◆ **Task to carry out**
Please repeat all of the listing exactly.

↓

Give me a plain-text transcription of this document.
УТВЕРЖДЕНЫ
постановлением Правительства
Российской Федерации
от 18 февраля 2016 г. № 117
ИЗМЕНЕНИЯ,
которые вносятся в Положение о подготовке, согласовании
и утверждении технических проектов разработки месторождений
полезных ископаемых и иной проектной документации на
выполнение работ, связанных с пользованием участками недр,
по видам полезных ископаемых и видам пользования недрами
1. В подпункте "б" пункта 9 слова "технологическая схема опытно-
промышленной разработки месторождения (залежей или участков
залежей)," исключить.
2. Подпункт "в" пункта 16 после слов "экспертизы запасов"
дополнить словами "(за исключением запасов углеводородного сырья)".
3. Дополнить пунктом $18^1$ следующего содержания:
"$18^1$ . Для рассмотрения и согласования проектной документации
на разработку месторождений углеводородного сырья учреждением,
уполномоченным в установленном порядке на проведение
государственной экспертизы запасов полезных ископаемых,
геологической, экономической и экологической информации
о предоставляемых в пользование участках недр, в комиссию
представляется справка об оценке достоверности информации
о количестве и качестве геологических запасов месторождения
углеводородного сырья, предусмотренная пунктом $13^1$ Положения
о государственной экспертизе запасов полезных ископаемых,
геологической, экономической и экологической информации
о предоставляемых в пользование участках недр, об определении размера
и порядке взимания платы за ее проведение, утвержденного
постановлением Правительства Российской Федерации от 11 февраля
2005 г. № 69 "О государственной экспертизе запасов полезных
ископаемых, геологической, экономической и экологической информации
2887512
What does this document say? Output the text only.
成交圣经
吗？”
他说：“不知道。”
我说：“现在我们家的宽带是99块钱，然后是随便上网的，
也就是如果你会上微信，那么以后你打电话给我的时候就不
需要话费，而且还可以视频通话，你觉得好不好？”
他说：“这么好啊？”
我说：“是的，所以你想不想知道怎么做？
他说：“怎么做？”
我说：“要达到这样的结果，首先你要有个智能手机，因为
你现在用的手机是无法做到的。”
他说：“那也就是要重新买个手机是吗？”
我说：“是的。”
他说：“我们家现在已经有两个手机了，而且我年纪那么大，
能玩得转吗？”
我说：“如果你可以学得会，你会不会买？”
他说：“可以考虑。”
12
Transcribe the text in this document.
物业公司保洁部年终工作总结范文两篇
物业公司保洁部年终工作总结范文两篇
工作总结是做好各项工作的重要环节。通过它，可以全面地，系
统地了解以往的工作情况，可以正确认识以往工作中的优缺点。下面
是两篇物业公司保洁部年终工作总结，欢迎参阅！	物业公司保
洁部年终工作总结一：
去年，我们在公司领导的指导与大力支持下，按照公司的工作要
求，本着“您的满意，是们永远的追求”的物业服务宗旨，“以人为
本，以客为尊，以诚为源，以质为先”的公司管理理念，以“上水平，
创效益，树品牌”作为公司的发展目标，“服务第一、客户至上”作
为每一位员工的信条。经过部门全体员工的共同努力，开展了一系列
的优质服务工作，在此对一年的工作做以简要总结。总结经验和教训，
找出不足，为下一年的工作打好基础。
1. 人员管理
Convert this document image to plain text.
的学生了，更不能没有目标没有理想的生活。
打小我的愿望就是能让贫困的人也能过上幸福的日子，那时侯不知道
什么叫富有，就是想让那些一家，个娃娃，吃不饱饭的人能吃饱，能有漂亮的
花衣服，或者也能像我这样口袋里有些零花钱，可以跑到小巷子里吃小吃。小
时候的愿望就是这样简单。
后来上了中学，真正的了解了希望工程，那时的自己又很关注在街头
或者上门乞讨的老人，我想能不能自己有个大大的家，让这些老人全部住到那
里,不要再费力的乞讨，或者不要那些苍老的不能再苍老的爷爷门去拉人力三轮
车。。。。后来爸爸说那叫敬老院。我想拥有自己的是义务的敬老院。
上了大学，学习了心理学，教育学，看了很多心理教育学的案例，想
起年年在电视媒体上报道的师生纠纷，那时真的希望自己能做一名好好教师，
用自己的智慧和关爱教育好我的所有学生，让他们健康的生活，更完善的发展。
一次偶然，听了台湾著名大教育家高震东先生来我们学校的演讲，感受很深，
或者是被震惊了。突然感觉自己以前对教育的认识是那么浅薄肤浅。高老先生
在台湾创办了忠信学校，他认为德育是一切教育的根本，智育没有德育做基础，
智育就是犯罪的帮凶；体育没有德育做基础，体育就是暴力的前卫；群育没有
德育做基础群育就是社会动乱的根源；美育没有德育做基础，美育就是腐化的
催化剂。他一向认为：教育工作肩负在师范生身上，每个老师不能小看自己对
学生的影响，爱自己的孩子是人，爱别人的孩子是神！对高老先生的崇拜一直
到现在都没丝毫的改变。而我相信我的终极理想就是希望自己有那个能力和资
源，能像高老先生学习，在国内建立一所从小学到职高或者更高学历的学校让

↑

◆ **Task response**
Give me a plain-text transcription of this document.
УТВЕРЖДЕНЫ
постановлением Правительства
Российской Федерации
от 18 февраля 2016 г. № 117
ИЗМЕНЕНИЯ,
которые вносятся в Положение о подготовке, согласовании
и утверждении технических проектов разработки месторождений
полезных ископаемых и иной проектной документации на
выполнение работ, связанных с пользованием участками недр,
по видам полезных ископаемых и видам пользования недрами
1. В подпункте "б" пункта 9 слова "технологическая схема опытно-
промышленной разработки месторождения (залежей или участков
залежей)," исключить.
2. Подпункт "в" пункта 16 после слов "экспертизы запасов"
дополнить словами "(за исключением запасов углеводородного сырья)".
3. Дополнить пунктом $18^1$ следующего содержания:
"$18^1$ . Для рассмотрения и согласования проектной документации
на разработку месторождений углеводородного сырья учреждением,
уполномоченным в установленном порядке на проведение
государственной экспертизы запасов полезных ископаемых,
геологической, экономической и экологической информации
о предоставляемых в пользование участках недр, в комиссию
представляется справка об оценке достоверности информации
о количестве и качестве геологических запасов месторождения
углеводородного сырья, предусмотренная пунктом $13^1$ Положения
о государственной экспертизе запасов полезных ископаемых,
геологической, экономической и экологической информации
о предоставляемых в пользование участках недр, об определении размера
и порядке взимания платы за ее проведение, утвержденного
постановлением Правительства Российской Федерации от 11 февраля
2005 г. № 69 "О государственной экспертизе запасов полезных
ископаемых, геологической, экономической и экологической информации
2887512
What does this document say? Output the text only.
成交圣经
吗？”
他说：“不知道。”
我说：“现在我们家的宽带是99块钱，然后是随便上网的，
也就是如果你会上微信，那么以后你打电话给我的时候就不
需要话费，而且还可以视频通话，你觉得好不好？”
他说：“这么好啊？”
我说：“是的，所以你想不想知道怎么做？
他说：“怎么做？”
我说：“要达到这样的结果，首先你要有个智能手机，因为
你现在用的手机是无法做到的。”
他说：“那也就是要重新买个手机是吗？”
我说：“是的。”
他说：“我们家现在已经有两个手机了，而且我年纪那么大，
能玩得转吗？”
我说：“如果你可以学得会，你会不会买？”
他说：“可以考虑。”
12
Transcribe the text in this document.
物业公司保洁部年终工作总结范文两篇
物业公司保洁部年终工作总结范文两篇
工作总结是做好各项工作的重要环节。通过它，可以全面地，系
统地了解以往的工作情况，可以正确认识以往工作中的优缺点。下面
是两篇物业公司保洁部年终工作总结，欢迎参阅！	物业公司保
洁部年终工作总结一：
去年，我们在公司领导的指导与大力支持下，按照公司的工作要
求，本着“您的满意，是们永远的追求”的物业服务宗旨，“以人为
本，以客为尊，以诚为源，以质为先”的公司管理理念，以“上水平，
创效益，树品牌”作为公司的发展目标，“服务第一、客户至上”作
为每一位员工的信条。经过部门全体员工的共同努力，开展了一系列
的优质服务工作，在此对一年的工作做以简要总结。总结经验和教训，
找出不足，为下一年的工作打好基础。
1. 人员管理
Convert this document image to plain text.
的学生了，更不能没有目标没有理想的生活。
打小我的愿望就是能让贫困的人也能过上幸福的日子，那时侯不知道
什么叫富有，就是想让那些一家，个娃娃，吃不饱饭的人能吃饱，能有漂亮的
花衣服，或者也能像我这样口袋里有些零花钱，可以跑到小巷子里吃小吃。小
时候的愿望就是这样简单。
后来上了中学，真正的了解了希望工程，那时的自己又很关注在街头
或者上门乞讨的老人，我想能不能自己有个大大的家，让这些老人全部住到那
里,不要再费力的乞讨，或者不要那些苍老的不能再苍老的爷爷门去拉人力三轮
车。。。。后来爸爸说那叫敬老院。我想拥有自己的是义务的敬老院。
上了大学，学习了心理学，教育学，看了很多心理教育学的案例，想
起年年在电视媒体上报道的师生纠纷，那时真的希望自己能做一名好好教师，
用自己的智慧和关爱教育好我的所有学生，让他们健康的生活，更完善的发展。
一次偶然，听了台湾著名大教育家高震东先生来我们学校的演讲，感受很深，
或者是被震惊了。突然感觉自己以前对教育的认识是那么浅薄肤浅。高老先生
在台湾创办了忠信学校，他认为德育是一切教育的根本，智育没有德育做基础，
智育就是犯罪的帮凶；体育没有德育做基础，体育就是暴力的前卫；群育没有
德育做基础群育就是社会动乱的根源；美育没有德育做基础，美育就是腐化的
催化剂。他一向认为：教育工作肩负在师范生身上，每个老师不能小看自己对
学生的影响，爱自己的孩子是人，爱别人的孩子是神！对高老先生的崇拜一直
到现在都没丝毫的改变。而我相信我的终极理想就是希望自己有那个能力和资
源，能像高老先生学习，在国内建立一所从小学到职高或者更高学历的学校让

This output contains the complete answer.